◆ RECORDS TO PROCESS:
※ ※ ※

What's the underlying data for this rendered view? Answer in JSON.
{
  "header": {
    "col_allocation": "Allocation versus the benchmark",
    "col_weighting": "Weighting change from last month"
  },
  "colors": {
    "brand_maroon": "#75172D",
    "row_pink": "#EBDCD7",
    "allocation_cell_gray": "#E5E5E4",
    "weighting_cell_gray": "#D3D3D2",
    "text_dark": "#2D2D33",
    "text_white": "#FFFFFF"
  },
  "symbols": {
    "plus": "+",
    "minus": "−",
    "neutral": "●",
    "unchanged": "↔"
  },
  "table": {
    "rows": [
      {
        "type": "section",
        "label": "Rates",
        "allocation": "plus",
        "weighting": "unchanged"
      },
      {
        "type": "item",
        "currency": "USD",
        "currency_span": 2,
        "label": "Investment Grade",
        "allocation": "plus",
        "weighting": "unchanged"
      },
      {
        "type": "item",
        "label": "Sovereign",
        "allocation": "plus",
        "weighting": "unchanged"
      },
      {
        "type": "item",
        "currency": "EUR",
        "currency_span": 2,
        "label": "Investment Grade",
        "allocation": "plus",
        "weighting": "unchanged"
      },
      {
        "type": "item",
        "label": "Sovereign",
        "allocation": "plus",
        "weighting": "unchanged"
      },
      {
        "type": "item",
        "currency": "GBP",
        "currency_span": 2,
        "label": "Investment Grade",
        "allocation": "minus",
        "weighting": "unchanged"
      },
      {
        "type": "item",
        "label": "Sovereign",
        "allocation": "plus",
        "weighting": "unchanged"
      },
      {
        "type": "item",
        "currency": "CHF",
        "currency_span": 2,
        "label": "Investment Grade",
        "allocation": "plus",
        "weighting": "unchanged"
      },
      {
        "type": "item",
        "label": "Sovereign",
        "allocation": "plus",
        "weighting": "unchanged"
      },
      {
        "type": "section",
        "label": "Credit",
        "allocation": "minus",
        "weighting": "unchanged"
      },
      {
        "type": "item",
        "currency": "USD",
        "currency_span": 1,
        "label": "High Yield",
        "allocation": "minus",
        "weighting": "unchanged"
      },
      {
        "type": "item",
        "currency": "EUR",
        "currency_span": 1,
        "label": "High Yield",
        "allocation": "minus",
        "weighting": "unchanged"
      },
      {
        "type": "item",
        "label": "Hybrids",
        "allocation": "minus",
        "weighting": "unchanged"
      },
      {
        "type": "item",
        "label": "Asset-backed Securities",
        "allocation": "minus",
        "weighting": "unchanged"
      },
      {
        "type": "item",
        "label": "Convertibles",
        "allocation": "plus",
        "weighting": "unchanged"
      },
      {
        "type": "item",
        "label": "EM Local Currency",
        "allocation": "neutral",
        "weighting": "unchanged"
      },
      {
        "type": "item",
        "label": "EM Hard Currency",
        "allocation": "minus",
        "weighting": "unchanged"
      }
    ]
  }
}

※ ※ ※

Restate all of the entries above precisely.

What's the underlying data for this rendered view? Answer in JSON.
{
  "header": {
    "col_allocation": "Allocation versus the benchmark",
    "col_weighting": "Weighting change from last month"
  },
  "colors": {
    "brand_maroon": "#75172D",
    "row_pink": "#EBDCD7",
    "allocation_cell_gray": "#E5E5E4",
    "weighting_cell_gray": "#D3D3D2",
    "text_dark": "#2D2D33",
    "text_white": "#FFFFFF"
  },
  "symbols": {
    "plus": "+",
    "minus": "−",
    "neutral": "●",
    "unchanged": "↔"
  },
  "table": {
    "rows": [
      {
        "type": "section",
        "label": "Rates",
        "allocation": "plus",
        "weighting": "unchanged"
      },
      {
        "type": "item",
        "currency": "USD",
        "currency_span": 2,
        "label": "Investment Grade",
        "allocation": "plus",
        "weighting": "unchanged"
      },
      {
        "type": "item",
        "label": "Sovereign",
        "allocation": "plus",
        "weighting": "unchanged"
      },
      {
        "type": "item",
        "currency": "EUR",
        "currency_span": 2,
        "label": "Investment Grade",
        "allocation": "plus",
        "weighting": "unchanged"
      },
      {
        "type": "item",
        "label": "Sovereign",
        "allocation": "plus",
        "weighting": "unchanged"
      },
      {
        "type": "item",
        "currency": "GBP",
        "currency_span": 2,
        "label": "Investment Grade",
        "allocation": "minus",
        "weighting": "unchanged"
      },
      {
        "type": "item",
        "label": "Sovereign",
        "allocation": "plus",
        "weighting": "unchanged"
      },
      {
        "type": "item",
        "currency": "CHF",
        "currency_span": 2,
        "label": "Investment Grade",
        "allocation": "plus",
        "weighting": "unchanged"
      },
      {
        "type": "item",
        "label": "Sovereign",
        "allocation": "plus",
        "weighting": "unchanged"
      },
      {
        "type": "section",
        "label": "Credit",
        "allocation": "minus",
        "weighting": "unchanged"
      },
      {
        "type": "item",
        "currency": "USD",
        "currency_span": 1,
        "label": "High Yield",
        "allocation": "minus",
        "weighting": "unchanged"
      },
      {
        "type": "item",
        "currency": "EUR",
        "currency_span": 1,
        "label": "High Yield",
        "allocation": "minus",
        "weighting": "unchanged"
      },
      {
        "type": "item",
        "label": "Hybrids",
        "allocation": "minus",
        "weighting": "unchanged"
      },
      {
        "type": "item",
        "label": "Asset-backed Securities",
        "allocation": "minus",
        "weighting": "unchanged"
      },
      {
        "type": "item",
        "label": "Convertibles",
        "allocation": "plus",
        "weighting": "unchanged"
      },
      {
        "type": "item",
        "label": "EM Local Currency",
        "allocation": "neutral",
        "weighting": "unchanged"
      },
      {
        "type": "item",
        "label": "EM Hard Currency",
        "allocation": "minus",
        "weighting": "unchanged"
      }
    ]
  }
}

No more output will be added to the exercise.